> [RAW RECORDS]
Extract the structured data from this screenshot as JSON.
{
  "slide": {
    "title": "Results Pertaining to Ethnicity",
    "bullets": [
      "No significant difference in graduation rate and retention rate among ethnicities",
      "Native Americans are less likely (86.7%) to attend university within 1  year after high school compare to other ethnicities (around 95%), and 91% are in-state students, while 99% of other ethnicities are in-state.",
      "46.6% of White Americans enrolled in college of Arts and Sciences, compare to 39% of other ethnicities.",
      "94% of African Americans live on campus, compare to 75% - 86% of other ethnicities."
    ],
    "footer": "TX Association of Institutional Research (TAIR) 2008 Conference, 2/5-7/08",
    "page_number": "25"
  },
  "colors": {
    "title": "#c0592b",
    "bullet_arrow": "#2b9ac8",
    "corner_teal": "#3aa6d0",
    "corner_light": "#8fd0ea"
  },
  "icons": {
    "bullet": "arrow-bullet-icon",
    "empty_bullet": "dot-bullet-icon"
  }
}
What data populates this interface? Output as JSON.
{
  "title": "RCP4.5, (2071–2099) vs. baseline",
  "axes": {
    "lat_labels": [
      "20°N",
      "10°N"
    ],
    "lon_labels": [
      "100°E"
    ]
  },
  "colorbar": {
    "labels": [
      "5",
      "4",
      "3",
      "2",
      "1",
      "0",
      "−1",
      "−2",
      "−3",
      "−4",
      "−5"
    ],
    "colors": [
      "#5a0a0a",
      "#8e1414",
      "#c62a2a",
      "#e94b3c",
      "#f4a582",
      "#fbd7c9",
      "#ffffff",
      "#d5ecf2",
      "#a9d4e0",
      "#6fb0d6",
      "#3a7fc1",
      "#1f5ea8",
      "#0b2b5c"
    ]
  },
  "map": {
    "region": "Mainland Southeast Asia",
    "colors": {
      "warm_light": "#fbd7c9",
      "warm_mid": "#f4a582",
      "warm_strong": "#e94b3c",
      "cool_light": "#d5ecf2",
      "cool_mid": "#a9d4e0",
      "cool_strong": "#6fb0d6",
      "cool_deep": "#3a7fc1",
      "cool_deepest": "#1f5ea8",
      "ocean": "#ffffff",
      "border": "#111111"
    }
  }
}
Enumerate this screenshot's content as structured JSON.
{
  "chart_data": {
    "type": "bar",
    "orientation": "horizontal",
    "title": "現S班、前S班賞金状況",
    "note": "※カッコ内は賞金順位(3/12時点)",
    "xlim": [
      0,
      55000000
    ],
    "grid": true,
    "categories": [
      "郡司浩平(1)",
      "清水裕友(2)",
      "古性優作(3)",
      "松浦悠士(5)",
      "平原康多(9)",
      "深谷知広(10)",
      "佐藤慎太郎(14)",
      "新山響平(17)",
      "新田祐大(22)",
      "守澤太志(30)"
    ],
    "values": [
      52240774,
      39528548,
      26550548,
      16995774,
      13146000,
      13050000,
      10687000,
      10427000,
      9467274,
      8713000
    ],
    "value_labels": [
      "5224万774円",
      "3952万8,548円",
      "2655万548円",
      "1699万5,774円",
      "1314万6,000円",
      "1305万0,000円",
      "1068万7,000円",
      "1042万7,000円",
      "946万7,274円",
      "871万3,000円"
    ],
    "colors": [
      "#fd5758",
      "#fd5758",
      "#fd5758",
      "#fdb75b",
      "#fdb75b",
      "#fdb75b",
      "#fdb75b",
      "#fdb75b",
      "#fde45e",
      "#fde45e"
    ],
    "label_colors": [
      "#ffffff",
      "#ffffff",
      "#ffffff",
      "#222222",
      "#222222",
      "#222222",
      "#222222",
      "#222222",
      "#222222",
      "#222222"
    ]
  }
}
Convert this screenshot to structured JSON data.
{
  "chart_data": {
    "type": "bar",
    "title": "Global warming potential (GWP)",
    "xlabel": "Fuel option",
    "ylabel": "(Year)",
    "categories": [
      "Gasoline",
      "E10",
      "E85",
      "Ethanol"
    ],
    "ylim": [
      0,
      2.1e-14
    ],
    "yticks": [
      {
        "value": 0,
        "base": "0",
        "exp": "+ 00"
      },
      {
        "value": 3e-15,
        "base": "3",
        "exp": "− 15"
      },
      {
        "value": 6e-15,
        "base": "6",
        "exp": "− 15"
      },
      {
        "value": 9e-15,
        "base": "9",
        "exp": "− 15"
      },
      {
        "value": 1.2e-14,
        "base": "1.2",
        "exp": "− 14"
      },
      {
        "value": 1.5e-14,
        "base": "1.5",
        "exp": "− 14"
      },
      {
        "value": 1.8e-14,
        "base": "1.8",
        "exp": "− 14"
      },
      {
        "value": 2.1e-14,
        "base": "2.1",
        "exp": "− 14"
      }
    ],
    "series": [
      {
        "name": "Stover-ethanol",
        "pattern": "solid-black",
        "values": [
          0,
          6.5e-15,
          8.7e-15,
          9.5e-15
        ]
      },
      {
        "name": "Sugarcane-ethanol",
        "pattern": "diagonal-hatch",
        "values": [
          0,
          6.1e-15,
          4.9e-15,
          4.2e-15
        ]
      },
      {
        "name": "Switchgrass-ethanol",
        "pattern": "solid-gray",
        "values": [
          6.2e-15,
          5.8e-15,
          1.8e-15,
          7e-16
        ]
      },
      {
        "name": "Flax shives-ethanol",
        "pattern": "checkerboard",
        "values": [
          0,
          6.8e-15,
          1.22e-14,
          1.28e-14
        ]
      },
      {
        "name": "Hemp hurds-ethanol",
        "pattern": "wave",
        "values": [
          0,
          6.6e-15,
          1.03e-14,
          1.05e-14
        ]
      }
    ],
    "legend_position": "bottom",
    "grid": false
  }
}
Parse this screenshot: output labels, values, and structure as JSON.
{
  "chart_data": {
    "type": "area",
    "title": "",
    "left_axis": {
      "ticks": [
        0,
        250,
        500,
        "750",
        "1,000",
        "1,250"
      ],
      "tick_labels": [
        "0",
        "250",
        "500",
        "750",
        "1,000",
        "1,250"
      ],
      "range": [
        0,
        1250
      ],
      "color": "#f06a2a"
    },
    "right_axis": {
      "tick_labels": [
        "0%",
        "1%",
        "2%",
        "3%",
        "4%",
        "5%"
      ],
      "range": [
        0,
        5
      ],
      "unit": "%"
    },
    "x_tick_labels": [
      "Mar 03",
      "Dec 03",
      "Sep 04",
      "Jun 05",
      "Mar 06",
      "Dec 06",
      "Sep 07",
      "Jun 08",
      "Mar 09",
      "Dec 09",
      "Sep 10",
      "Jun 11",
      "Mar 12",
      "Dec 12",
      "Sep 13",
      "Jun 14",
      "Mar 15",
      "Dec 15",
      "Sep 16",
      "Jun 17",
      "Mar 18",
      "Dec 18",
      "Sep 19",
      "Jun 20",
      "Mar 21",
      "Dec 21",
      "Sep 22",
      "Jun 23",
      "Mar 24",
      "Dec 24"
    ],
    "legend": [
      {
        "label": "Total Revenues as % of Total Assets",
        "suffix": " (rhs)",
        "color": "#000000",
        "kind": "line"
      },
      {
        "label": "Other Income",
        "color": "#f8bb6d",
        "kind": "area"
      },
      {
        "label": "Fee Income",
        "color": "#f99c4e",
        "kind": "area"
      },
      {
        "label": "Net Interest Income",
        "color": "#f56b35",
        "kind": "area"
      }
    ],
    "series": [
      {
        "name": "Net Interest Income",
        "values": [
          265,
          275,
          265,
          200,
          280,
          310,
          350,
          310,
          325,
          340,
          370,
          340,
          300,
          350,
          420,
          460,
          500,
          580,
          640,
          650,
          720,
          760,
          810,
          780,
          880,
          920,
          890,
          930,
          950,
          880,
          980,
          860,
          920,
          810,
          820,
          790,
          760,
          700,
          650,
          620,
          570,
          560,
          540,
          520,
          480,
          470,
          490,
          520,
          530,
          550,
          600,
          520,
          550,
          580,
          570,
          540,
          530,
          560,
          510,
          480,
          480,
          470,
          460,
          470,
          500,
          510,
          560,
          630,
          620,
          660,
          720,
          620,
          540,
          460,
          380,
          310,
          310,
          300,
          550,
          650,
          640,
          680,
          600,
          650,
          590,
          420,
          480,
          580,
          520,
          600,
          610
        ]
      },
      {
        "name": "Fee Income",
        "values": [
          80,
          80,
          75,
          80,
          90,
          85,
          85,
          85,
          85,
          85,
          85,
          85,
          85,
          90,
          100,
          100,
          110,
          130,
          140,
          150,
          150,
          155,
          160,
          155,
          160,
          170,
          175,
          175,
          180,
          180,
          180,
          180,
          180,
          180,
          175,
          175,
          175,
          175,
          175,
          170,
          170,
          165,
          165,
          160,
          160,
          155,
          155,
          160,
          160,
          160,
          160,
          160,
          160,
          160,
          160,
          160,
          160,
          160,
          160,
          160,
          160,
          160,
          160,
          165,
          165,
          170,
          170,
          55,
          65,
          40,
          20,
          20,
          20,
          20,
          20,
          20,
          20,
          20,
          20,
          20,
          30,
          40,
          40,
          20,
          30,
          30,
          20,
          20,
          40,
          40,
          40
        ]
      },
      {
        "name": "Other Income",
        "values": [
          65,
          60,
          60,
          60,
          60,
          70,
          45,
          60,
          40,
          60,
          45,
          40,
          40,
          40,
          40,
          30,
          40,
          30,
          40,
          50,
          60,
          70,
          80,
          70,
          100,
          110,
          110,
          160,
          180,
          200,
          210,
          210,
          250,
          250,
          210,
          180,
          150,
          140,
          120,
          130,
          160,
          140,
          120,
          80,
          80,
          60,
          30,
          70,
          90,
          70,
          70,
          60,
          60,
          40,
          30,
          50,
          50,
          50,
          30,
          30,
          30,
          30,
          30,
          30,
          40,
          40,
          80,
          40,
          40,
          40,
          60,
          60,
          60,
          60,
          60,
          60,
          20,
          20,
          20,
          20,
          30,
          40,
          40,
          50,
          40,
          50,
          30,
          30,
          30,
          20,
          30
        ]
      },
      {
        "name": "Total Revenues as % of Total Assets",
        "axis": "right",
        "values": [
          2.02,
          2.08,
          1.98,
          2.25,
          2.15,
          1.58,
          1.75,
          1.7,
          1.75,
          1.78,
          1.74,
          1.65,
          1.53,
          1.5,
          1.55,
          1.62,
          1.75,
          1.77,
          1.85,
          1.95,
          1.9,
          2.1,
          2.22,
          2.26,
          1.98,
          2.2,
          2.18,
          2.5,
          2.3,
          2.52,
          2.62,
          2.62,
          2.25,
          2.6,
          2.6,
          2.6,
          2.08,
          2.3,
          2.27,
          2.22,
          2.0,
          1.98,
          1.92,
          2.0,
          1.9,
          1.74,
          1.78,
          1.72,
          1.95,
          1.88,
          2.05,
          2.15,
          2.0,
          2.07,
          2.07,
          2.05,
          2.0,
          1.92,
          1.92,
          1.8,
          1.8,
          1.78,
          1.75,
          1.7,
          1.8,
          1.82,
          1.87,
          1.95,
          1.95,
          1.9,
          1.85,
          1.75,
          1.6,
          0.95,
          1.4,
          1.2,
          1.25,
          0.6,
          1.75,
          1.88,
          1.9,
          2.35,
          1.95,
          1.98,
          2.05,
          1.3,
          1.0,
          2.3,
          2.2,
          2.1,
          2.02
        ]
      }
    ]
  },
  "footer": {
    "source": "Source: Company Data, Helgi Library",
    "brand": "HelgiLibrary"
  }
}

> [YOUR INSTRUCTIONS] Search the entries for the word "Assets" and gather every line where it appears.

> [RESPONSE]
        "label": "Total Revenues as % of Total Assets",
        "name": "Total Revenues as % of Total Assets",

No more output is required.